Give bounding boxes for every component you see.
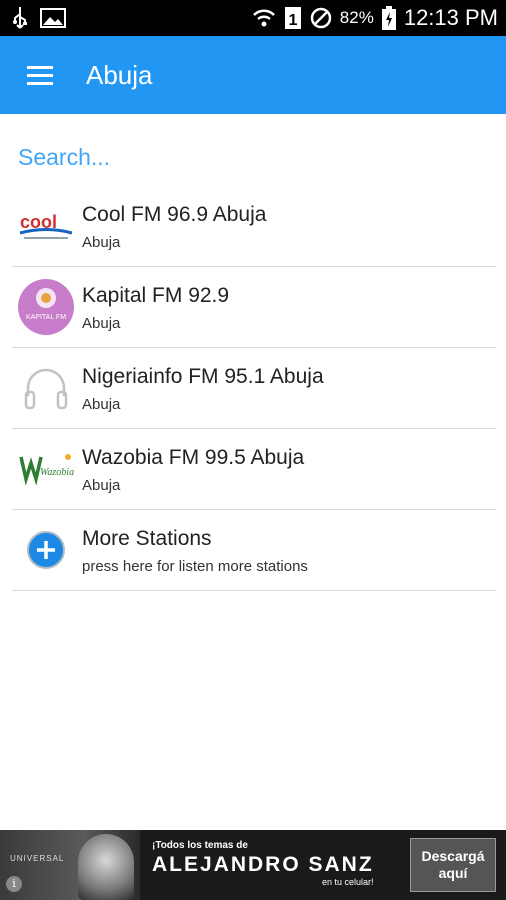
more-stations-title: More Stations bbox=[82, 526, 212, 550]
more-stations-subtitle: press here for listen more stations bbox=[82, 557, 308, 575]
station-city: Abuja bbox=[82, 395, 121, 413]
ad-text: ¡Todos los temas de ALEJANDRO SANZ en tu… bbox=[152, 840, 374, 887]
svg-text:KAPITAL FM: KAPITAL FM bbox=[26, 314, 66, 321]
svg-text:1: 1 bbox=[288, 12, 297, 29]
app-bar: Abuja bbox=[0, 36, 506, 114]
menu-button[interactable] bbox=[0, 36, 80, 114]
ad-download-button[interactable]: Descargá aquí bbox=[410, 838, 496, 892]
image-icon bbox=[40, 8, 66, 28]
station-city: Abuja bbox=[82, 314, 121, 332]
station-city: Abuja bbox=[82, 233, 121, 251]
headphones-icon bbox=[16, 358, 76, 418]
station-item-nigeriainfo-fm[interactable]: Nigeriainfo FM 95.1 Abuja Abuja bbox=[12, 348, 496, 429]
page-title: Abuja bbox=[86, 59, 153, 90]
wazobia-fm-logo: Wazobia bbox=[16, 439, 76, 499]
station-item-wazobia-fm[interactable]: Wazobia Wazobia FM 99.5 Abuja Abuja bbox=[12, 429, 496, 510]
station-item-kapital-fm[interactable]: KAPITAL FM Kapital FM 92.9 Abuja bbox=[12, 267, 496, 348]
ad-banner[interactable]: UNIVERSAL ¡Todos los temas de ALEJANDRO … bbox=[0, 830, 506, 900]
no-disturb-icon bbox=[310, 7, 332, 29]
kapital-fm-logo: KAPITAL FM bbox=[16, 277, 76, 337]
ad-line1: ¡Todos los temas de bbox=[152, 840, 248, 851]
more-stations-item[interactable]: More Stations press here for listen more… bbox=[12, 510, 496, 591]
ad-artist: ALEJANDRO SANZ bbox=[152, 853, 374, 876]
station-title: Kapital FM 92.9 bbox=[82, 283, 230, 307]
hamburger-icon bbox=[27, 61, 53, 90]
wifi-icon bbox=[252, 7, 276, 29]
ad-line3: en tu celular! bbox=[322, 877, 374, 887]
search-input[interactable] bbox=[18, 140, 488, 174]
battery-icon bbox=[381, 6, 396, 30]
usb-icon bbox=[12, 6, 28, 30]
universal-logo: UNIVERSAL bbox=[10, 854, 65, 863]
station-title: Cool FM 96.9 Abuja bbox=[82, 202, 267, 226]
artist-photo bbox=[78, 834, 134, 900]
clock: 12:13 PM bbox=[403, 5, 498, 30]
sim-icon: 1 bbox=[284, 6, 302, 30]
plus-circle-icon bbox=[16, 520, 76, 580]
svg-text:Wazobia: Wazobia bbox=[40, 467, 74, 478]
station-list: cool Cool FM 96.9 Abuja Abuja KAPITAL FM… bbox=[12, 186, 496, 591]
ad-info-icon[interactable]: i bbox=[6, 876, 22, 892]
cool-fm-logo: cool bbox=[16, 196, 76, 256]
status-bar: 1 82% 12:13 PM bbox=[0, 0, 506, 36]
battery-percent: 82% bbox=[339, 8, 374, 27]
station-title: Nigeriainfo FM 95.1 Abuja bbox=[82, 364, 324, 388]
ad-image: UNIVERSAL bbox=[0, 830, 140, 900]
station-city: Abuja bbox=[82, 476, 121, 494]
station-item-cool-fm[interactable]: cool Cool FM 96.9 Abuja Abuja bbox=[12, 186, 496, 267]
station-title: Wazobia FM 99.5 Abuja bbox=[82, 445, 305, 469]
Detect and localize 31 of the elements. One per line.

**Given task**: Reproduce all of the data above, swapping every "Abuja" for "Lagos" and keeping everything else unchanged. Leave the pictures out.

**Worked solution**:
Give bounding boxes for every component you see.
more-stations-title: More Stations bbox=[82, 526, 212, 550]
more-stations-subtitle: press here for listen more stations bbox=[82, 557, 308, 575]
station-city: Lagos bbox=[82, 395, 121, 413]
ad-text: ¡Todos los temas de ALEJANDRO SANZ en tu… bbox=[152, 840, 374, 887]
svg-text:KAPITAL FM: KAPITAL FM bbox=[26, 314, 66, 321]
svg-text:1: 1 bbox=[288, 12, 297, 29]
app-bar: Lagos bbox=[0, 36, 506, 114]
menu-button[interactable] bbox=[0, 36, 80, 114]
ad-download-button[interactable]: Descargá aquí bbox=[410, 838, 496, 892]
image-icon bbox=[40, 8, 66, 28]
station-city: Lagos bbox=[82, 314, 121, 332]
station-city: Lagos bbox=[82, 233, 121, 251]
headphones-icon bbox=[16, 358, 76, 418]
station-item-nigeriainfo-fm[interactable]: Nigeriainfo FM 95.1 Lagos Lagos bbox=[12, 348, 496, 429]
page-title: Lagos bbox=[86, 59, 153, 90]
wazobia-fm-logo: Wazobia bbox=[16, 439, 76, 499]
station-item-wazobia-fm[interactable]: Wazobia Wazobia FM 99.5 Lagos Lagos bbox=[12, 429, 496, 510]
station-item-kapital-fm[interactable]: KAPITAL FM Kapital FM 92.9 Lagos bbox=[12, 267, 496, 348]
ad-banner[interactable]: UNIVERSAL ¡Todos los temas de ALEJANDRO … bbox=[0, 830, 506, 900]
no-disturb-icon bbox=[310, 7, 332, 29]
kapital-fm-logo: KAPITAL FM bbox=[16, 277, 76, 337]
ad-line1: ¡Todos los temas de bbox=[152, 840, 248, 851]
more-stations-item[interactable]: More Stations press here for listen more… bbox=[12, 510, 496, 591]
ad-artist: ALEJANDRO SANZ bbox=[152, 853, 374, 876]
station-title: Kapital FM 92.9 bbox=[82, 283, 230, 307]
hamburger-icon bbox=[27, 61, 53, 90]
wifi-icon bbox=[252, 7, 276, 29]
ad-line3: en tu celular! bbox=[322, 877, 374, 887]
search-input[interactable] bbox=[18, 140, 488, 174]
battery-icon bbox=[381, 6, 396, 30]
usb-icon bbox=[12, 6, 28, 30]
universal-logo: UNIVERSAL bbox=[10, 854, 65, 863]
station-title: Cool FM 96.9 Lagos bbox=[82, 202, 267, 226]
artist-photo bbox=[78, 834, 134, 900]
clock: 12:13 PM bbox=[403, 5, 498, 30]
sim-icon: 1 bbox=[284, 6, 302, 30]
plus-circle-icon bbox=[16, 520, 76, 580]
svg-text:Wazobia: Wazobia bbox=[40, 467, 74, 478]
station-list: cool Cool FM 96.9 Lagos Lagos KAPITAL FM… bbox=[12, 186, 496, 591]
ad-info-icon[interactable]: i bbox=[6, 876, 22, 892]
cool-fm-logo: cool bbox=[16, 196, 76, 256]
status-bar: 1 82% 12:13 PM bbox=[0, 0, 506, 36]
battery-percent: 82% bbox=[339, 8, 374, 27]
station-title: Nigeriainfo FM 95.1 Lagos bbox=[82, 364, 324, 388]
ad-image: UNIVERSAL bbox=[0, 830, 140, 900]
station-city: Lagos bbox=[82, 476, 121, 494]
station-item-cool-fm[interactable]: cool Cool FM 96.9 Lagos Lagos bbox=[12, 186, 496, 267]
station-title: Wazobia FM 99.5 Lagos bbox=[82, 445, 305, 469]
Detect and localize 31 of the elements. One per line.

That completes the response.